(Saved entries)
+++

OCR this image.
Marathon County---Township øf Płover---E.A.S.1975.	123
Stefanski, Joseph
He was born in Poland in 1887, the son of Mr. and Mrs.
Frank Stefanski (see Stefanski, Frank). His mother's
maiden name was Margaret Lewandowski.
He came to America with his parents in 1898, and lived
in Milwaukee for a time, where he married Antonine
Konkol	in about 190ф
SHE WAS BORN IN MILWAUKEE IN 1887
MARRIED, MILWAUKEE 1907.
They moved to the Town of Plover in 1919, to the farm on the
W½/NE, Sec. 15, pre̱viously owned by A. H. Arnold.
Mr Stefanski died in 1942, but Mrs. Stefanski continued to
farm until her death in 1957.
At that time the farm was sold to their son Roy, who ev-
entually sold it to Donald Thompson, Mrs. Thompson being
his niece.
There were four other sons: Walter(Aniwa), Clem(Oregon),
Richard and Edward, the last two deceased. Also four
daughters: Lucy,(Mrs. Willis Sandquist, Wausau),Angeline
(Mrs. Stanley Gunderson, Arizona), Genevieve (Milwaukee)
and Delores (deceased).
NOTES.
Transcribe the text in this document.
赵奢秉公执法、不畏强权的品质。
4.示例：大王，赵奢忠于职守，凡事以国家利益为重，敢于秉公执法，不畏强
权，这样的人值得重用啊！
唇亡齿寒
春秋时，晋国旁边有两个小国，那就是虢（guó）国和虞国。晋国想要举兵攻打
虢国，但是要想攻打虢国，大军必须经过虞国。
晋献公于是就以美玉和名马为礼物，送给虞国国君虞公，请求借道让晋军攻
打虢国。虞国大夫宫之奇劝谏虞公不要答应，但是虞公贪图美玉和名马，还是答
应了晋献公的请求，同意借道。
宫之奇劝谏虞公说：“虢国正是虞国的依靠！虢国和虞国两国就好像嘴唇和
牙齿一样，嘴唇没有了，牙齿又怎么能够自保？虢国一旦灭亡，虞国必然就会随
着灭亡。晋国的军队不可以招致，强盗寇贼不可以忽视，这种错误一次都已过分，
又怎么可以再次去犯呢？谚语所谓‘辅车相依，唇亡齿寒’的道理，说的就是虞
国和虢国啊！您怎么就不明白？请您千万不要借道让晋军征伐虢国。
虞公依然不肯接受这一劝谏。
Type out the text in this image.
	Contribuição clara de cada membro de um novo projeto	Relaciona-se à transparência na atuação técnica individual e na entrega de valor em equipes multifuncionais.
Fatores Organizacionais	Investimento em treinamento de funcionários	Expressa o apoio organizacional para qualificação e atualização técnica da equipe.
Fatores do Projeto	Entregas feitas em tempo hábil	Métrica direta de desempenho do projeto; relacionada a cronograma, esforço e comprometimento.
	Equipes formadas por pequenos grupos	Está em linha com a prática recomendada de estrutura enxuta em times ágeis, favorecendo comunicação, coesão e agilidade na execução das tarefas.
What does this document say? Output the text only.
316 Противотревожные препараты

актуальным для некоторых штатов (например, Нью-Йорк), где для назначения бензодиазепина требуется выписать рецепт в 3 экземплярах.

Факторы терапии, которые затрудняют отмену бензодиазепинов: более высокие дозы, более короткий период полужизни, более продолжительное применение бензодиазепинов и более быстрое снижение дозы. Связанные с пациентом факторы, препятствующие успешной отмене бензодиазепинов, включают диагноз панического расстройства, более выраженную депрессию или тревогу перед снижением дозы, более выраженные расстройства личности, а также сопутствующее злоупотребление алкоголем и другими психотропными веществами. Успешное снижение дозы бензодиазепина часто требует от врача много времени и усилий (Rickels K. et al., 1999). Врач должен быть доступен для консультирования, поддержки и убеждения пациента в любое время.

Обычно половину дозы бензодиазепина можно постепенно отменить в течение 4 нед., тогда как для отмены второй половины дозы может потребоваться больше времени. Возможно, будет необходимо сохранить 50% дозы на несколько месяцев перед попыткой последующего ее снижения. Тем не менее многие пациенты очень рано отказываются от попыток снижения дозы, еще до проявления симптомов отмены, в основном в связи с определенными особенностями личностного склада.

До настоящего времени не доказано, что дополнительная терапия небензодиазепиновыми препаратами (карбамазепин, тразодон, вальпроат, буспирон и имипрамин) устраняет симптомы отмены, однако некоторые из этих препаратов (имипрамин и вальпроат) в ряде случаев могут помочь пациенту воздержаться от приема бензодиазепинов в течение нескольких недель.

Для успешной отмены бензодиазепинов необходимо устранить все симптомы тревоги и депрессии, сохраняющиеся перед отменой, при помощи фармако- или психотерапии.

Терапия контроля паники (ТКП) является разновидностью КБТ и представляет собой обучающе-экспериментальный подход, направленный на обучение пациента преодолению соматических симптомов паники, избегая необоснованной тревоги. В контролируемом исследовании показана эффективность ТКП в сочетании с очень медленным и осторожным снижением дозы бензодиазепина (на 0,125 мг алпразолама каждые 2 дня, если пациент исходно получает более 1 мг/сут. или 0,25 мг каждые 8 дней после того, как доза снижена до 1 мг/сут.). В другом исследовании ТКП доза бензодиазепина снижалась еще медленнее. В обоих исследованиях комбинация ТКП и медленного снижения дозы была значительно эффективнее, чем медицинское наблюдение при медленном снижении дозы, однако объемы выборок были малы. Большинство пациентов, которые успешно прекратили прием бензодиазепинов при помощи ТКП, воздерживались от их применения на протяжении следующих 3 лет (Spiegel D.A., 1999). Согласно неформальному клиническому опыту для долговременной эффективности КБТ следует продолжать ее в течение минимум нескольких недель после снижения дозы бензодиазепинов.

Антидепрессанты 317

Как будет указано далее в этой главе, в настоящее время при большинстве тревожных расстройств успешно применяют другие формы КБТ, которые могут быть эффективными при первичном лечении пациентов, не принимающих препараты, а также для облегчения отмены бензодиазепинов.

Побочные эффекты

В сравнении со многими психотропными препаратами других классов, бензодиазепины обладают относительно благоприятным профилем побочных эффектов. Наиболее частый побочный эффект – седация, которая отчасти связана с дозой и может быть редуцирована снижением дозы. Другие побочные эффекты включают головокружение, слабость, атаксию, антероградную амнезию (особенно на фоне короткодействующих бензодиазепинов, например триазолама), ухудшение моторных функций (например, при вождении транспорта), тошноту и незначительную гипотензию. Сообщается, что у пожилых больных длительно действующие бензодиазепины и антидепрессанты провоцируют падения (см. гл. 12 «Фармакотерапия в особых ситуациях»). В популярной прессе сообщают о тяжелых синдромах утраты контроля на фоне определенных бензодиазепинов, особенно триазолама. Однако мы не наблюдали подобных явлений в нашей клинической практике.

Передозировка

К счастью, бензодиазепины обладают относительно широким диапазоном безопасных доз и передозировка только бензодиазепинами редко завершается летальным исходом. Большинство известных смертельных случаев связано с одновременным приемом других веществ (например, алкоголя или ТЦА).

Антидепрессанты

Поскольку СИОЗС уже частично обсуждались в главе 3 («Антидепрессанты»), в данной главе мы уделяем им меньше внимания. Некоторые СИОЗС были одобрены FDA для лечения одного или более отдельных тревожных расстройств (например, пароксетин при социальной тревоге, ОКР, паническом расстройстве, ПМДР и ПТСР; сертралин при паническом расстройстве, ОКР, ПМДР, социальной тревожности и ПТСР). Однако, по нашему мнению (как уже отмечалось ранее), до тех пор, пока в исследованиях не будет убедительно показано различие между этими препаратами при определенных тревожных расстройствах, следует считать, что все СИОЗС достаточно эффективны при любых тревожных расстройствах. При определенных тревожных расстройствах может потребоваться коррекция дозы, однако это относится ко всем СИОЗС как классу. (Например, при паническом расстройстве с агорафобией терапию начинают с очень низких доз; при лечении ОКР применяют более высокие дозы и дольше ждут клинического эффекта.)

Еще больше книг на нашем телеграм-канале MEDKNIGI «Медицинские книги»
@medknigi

+++

◆ **Set problem**
Return every record, word for word.

◆ **Answer to the exercise**
OCR this image.
Marathon County---Township øf Płover---E.A.S.1975.	123
Stefanski, Joseph
He was born in Poland in 1887, the son of Mr. and Mrs.
Frank Stefanski (see Stefanski, Frank). His mother's
maiden name was Margaret Lewandowski.
He came to America with his parents in 1898, and lived
in Milwaukee for a time, where he married Antonine
Konkol	in about 190ф
SHE WAS BORN IN MILWAUKEE IN 1887
MARRIED, MILWAUKEE 1907.
They moved to the Town of Plover in 1919, to the farm on the
W½/NE, Sec. 15, pre̱viously owned by A. H. Arnold.
Mr Stefanski died in 1942, but Mrs. Stefanski continued to
farm until her death in 1957.
At that time the farm was sold to their son Roy, who ev-
entually sold it to Donald Thompson, Mrs. Thompson being
his niece.
There were four other sons: Walter(Aniwa), Clem(Oregon),
Richard and Edward, the last two deceased. Also four
daughters: Lucy,(Mrs. Willis Sandquist, Wausau),Angeline
(Mrs. Stanley Gunderson, Arizona), Genevieve (Milwaukee)
and Delores (deceased).
NOTES.
Transcribe the text in this document.
赵奢秉公执法、不畏强权的品质。
4.示例：大王，赵奢忠于职守，凡事以国家利益为重，敢于秉公执法，不畏强
权，这样的人值得重用啊！
唇亡齿寒
春秋时，晋国旁边有两个小国，那就是虢（guó）国和虞国。晋国想要举兵攻打
虢国，但是要想攻打虢国，大军必须经过虞国。
晋献公于是就以美玉和名马为礼物，送给虞国国君虞公，请求借道让晋军攻
打虢国。虞国大夫宫之奇劝谏虞公不要答应，但是虞公贪图美玉和名马，还是答
应了晋献公的请求，同意借道。
宫之奇劝谏虞公说：“虢国正是虞国的依靠！虢国和虞国两国就好像嘴唇和
牙齿一样，嘴唇没有了，牙齿又怎么能够自保？虢国一旦灭亡，虞国必然就会随
着灭亡。晋国的军队不可以招致，强盗寇贼不可以忽视，这种错误一次都已过分，
又怎么可以再次去犯呢？谚语所谓‘辅车相依，唇亡齿寒’的道理，说的就是虞
国和虢国啊！您怎么就不明白？请您千万不要借道让晋军征伐虢国。
虞公依然不肯接受这一劝谏。
Type out the text in this image.
	Contribuição clara de cada membro de um novo projeto	Relaciona-se à transparência na atuação técnica individual e na entrega de valor em equipes multifuncionais.
Fatores Organizacionais	Investimento em treinamento de funcionários	Expressa o apoio organizacional para qualificação e atualização técnica da equipe.
Fatores do Projeto	Entregas feitas em tempo hábil	Métrica direta de desempenho do projeto; relacionada a cronograma, esforço e comprometimento.
	Equipes formadas por pequenos grupos	Está em linha com a prática recomendada de estrutura enxuta em times ágeis, favorecendo comunicação, coesão e agilidade na execução das tarefas.
What does this document say? Output the text only.
316 Противотревожные препараты

актуальным для некоторых штатов (например, Нью-Йорк), где для назначения бензодиазепина требуется выписать рецепт в 3 экземплярах.

Факторы терапии, которые затрудняют отмену бензодиазепинов: более высокие дозы, более короткий период полужизни, более продолжительное применение бензодиазепинов и более быстрое снижение дозы. Связанные с пациентом факторы, препятствующие успешной отмене бензодиазепинов, включают диагноз панического расстройства, более выраженную депрессию или тревогу перед снижением дозы, более выраженные расстройства личности, а также сопутствующее злоупотребление алкоголем и другими психотропными веществами. Успешное снижение дозы бензодиазепина часто требует от врача много времени и усилий (Rickels K. et al., 1999). Врач должен быть доступен для консультирования, поддержки и убеждения пациента в любое время.

Обычно половину дозы бензодиазепина можно постепенно отменить в течение 4 нед., тогда как для отмены второй половины дозы может потребоваться больше времени. Возможно, будет необходимо сохранить 50% дозы на несколько месяцев перед попыткой последующего ее снижения. Тем не менее многие пациенты очень рано отказываются от попыток снижения дозы, еще до проявления симптомов отмены, в основном в связи с определенными особенностями личностного склада.

До настоящего времени не доказано, что дополнительная терапия небензодиазепиновыми препаратами (карбамазепин, тразодон, вальпроат, буспирон и имипрамин) устраняет симптомы отмены, однако некоторые из этих препаратов (имипрамин и вальпроат) в ряде случаев могут помочь пациенту воздержаться от приема бензодиазепинов в течение нескольких недель.

Для успешной отмены бензодиазепинов необходимо устранить все симптомы тревоги и депрессии, сохраняющиеся перед отменой, при помощи фармако- или психотерапии.

Терапия контроля паники (ТКП) является разновидностью КБТ и представляет собой обучающе-экспериментальный подход, направленный на обучение пациента преодолению соматических симптомов паники, избегая необоснованной тревоги. В контролируемом исследовании показана эффективность ТКП в сочетании с очень медленным и осторожным снижением дозы бензодиазепина (на 0,125 мг алпразолама каждые 2 дня, если пациент исходно получает более 1 мг/сут. или 0,25 мг каждые 8 дней после того, как доза снижена до 1 мг/сут.). В другом исследовании ТКП доза бензодиазепина снижалась еще медленнее. В обоих исследованиях комбинация ТКП и медленного снижения дозы была значительно эффективнее, чем медицинское наблюдение при медленном снижении дозы, однако объемы выборок были малы. Большинство пациентов, которые успешно прекратили прием бензодиазепинов при помощи ТКП, воздерживались от их применения на протяжении следующих 3 лет (Spiegel D.A., 1999). Согласно неформальному клиническому опыту для долговременной эффективности КБТ следует продолжать ее в течение минимум нескольких недель после снижения дозы бензодиазепинов.

Антидепрессанты 317

Как будет указано далее в этой главе, в настоящее время при большинстве тревожных расстройств успешно применяют другие формы КБТ, которые могут быть эффективными при первичном лечении пациентов, не принимающих препараты, а также для облегчения отмены бензодиазепинов.

Побочные эффекты

В сравнении со многими психотропными препаратами других классов, бензодиазепины обладают относительно благоприятным профилем побочных эффектов. Наиболее частый побочный эффект – седация, которая отчасти связана с дозой и может быть редуцирована снижением дозы. Другие побочные эффекты включают головокружение, слабость, атаксию, антероградную амнезию (особенно на фоне короткодействующих бензодиазепинов, например триазолама), ухудшение моторных функций (например, при вождении транспорта), тошноту и незначительную гипотензию. Сообщается, что у пожилых больных длительно действующие бензодиазепины и антидепрессанты провоцируют падения (см. гл. 12 «Фармакотерапия в особых ситуациях»). В популярной прессе сообщают о тяжелых синдромах утраты контроля на фоне определенных бензодиазепинов, особенно триазолама. Однако мы не наблюдали подобных явлений в нашей клинической практике.

Передозировка

К счастью, бензодиазепины обладают относительно широким диапазоном безопасных доз и передозировка только бензодиазепинами редко завершается летальным исходом. Большинство известных смертельных случаев связано с одновременным приемом других веществ (например, алкоголя или ТЦА).

Антидепрессанты

Поскольку СИОЗС уже частично обсуждались в главе 3 («Антидепрессанты»), в данной главе мы уделяем им меньше внимания. Некоторые СИОЗС были одобрены FDA для лечения одного или более отдельных тревожных расстройств (например, пароксетин при социальной тревоге, ОКР, паническом расстройстве, ПМДР и ПТСР; сертралин при паническом расстройстве, ОКР, ПМДР, социальной тревожности и ПТСР). Однако, по нашему мнению (как уже отмечалось ранее), до тех пор, пока в исследованиях не будет убедительно показано различие между этими препаратами при определенных тревожных расстройствах, следует считать, что все СИОЗС достаточно эффективны при любых тревожных расстройствах. При определенных тревожных расстройствах может потребоваться коррекция дозы, однако это относится ко всем СИОЗС как классу. (Например, при паническом расстройстве с агорафобией терапию начинают с очень низких доз; при лечении ОКР применяют более высокие дозы и дольше ждут клинического эффекта.)

Еще больше книг на нашем телеграм-канале MEDKNIGI «Медицинские книги»
@medknigi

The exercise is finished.